— BEGIN SUPPLIED INFORMATION —
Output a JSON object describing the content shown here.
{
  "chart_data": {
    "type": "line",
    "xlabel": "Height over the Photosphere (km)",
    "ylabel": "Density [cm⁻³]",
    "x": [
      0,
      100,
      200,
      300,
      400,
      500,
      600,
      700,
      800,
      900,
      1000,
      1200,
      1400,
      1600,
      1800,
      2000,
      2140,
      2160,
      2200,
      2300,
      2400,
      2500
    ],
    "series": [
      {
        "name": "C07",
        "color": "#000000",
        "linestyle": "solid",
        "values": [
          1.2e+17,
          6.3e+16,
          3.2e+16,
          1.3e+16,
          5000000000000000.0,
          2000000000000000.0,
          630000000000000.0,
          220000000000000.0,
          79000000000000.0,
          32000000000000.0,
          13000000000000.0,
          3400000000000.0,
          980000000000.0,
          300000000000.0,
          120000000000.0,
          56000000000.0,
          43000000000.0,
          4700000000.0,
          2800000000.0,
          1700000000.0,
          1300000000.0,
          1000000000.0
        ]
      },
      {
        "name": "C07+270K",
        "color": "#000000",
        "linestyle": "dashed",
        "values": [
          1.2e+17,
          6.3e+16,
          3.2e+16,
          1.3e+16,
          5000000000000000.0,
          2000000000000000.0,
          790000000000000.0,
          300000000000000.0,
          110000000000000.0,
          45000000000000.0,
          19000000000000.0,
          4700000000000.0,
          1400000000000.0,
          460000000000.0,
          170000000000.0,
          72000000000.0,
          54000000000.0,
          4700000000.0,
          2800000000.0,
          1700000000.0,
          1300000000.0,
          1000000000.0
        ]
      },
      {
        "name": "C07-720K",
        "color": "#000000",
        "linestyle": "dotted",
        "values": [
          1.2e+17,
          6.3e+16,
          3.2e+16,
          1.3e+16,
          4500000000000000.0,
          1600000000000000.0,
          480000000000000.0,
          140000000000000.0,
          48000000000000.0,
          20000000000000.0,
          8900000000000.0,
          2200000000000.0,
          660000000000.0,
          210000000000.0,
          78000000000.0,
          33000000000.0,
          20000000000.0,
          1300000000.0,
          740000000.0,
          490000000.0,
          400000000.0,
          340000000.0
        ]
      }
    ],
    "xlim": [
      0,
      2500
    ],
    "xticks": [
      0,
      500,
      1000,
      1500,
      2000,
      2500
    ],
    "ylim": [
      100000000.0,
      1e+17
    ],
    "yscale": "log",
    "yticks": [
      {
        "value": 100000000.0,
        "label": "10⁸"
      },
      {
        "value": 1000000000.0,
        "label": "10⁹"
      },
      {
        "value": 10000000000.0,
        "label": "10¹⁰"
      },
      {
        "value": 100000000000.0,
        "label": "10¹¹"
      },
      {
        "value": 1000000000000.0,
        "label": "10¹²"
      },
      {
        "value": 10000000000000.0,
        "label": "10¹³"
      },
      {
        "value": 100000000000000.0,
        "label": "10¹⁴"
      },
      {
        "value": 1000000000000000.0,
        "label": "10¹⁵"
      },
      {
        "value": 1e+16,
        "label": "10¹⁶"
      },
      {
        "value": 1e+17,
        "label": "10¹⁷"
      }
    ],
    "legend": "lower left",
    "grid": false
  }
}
— END SUPPLIED INFORMATION —
Return all of the data exactly as it reads.

Output a JSON object describing the content shown here.
{
  "chart_data": {
    "type": "line",
    "xlabel": "Height over the Photosphere (km)",
    "ylabel": "Density [cm⁻³]",
    "x": [
      0,
      100,
      200,
      300,
      400,
      500,
      600,
      700,
      800,
      900,
      1000,
      1200,
      1400,
      1600,
      1800,
      2000,
      2140,
      2160,
      2200,
      2300,
      2400,
      2500
    ],
    "series": [
      {
        "name": "C07",
        "color": "#000000",
        "linestyle": "solid",
        "values": [
          1.2e+17,
          6.3e+16,
          3.2e+16,
          1.3e+16,
          5000000000000000.0,
          2000000000000000.0,
          630000000000000.0,
          220000000000000.0,
          79000000000000.0,
          32000000000000.0,
          13000000000000.0,
          3400000000000.0,
          980000000000.0,
          300000000000.0,
          120000000000.0,
          56000000000.0,
          43000000000.0,
          4700000000.0,
          2800000000.0,
          1700000000.0,
          1300000000.0,
          1000000000.0
        ]
      },
      {
        "name": "C07+270K",
        "color": "#000000",
        "linestyle": "dashed",
        "values": [
          1.2e+17,
          6.3e+16,
          3.2e+16,
          1.3e+16,
          5000000000000000.0,
          2000000000000000.0,
          790000000000000.0,
          300000000000000.0,
          110000000000000.0,
          45000000000000.0,
          19000000000000.0,
          4700000000000.0,
          1400000000000.0,
          460000000000.0,
          170000000000.0,
          72000000000.0,
          54000000000.0,
          4700000000.0,
          2800000000.0,
          1700000000.0,
          1300000000.0,
          1000000000.0
        ]
      },
      {
        "name": "C07-720K",
        "color": "#000000",
        "linestyle": "dotted",
        "values": [
          1.2e+17,
          6.3e+16,
          3.2e+16,
          1.3e+16,
          4500000000000000.0,
          1600000000000000.0,
          480000000000000.0,
          140000000000000.0,
          48000000000000.0,
          20000000000000.0,
          8900000000000.0,
          2200000000000.0,
          660000000000.0,
          210000000000.0,
          78000000000.0,
          33000000000.0,
          20000000000.0,
          1300000000.0,
          740000000.0,
          490000000.0,
          400000000.0,
          340000000.0
        ]
      }
    ],
    "xlim": [
      0,
      2500
    ],
    "xticks": [
      0,
      500,
      1000,
      1500,
      2000,
      2500
    ],
    "ylim": [
      100000000.0,
      1e+17
    ],
    "yscale": "log",
    "yticks": [
      {
        "value": 100000000.0,
        "label": "10⁸"
      },
      {
        "value": 1000000000.0,
        "label": "10⁹"
      },
      {
        "value": 10000000000.0,
        "label": "10¹⁰"
      },
      {
        "value": 100000000000.0,
        "label": "10¹¹"
      },
      {
        "value": 1000000000000.0,
        "label": "10¹²"
      },
      {
        "value": 10000000000000.0,
        "label": "10¹³"
      },
      {
        "value": 100000000000000.0,
        "label": "10¹⁴"
      },
      {
        "value": 1000000000000000.0,
        "label": "10¹⁵"
      },
      {
        "value": 1e+16,
        "label": "10¹⁶"
      },
      {
        "value": 1e+17,
        "label": "10¹⁷"
      }
    ],
    "legend": "lower left",
    "grid": false
  }
}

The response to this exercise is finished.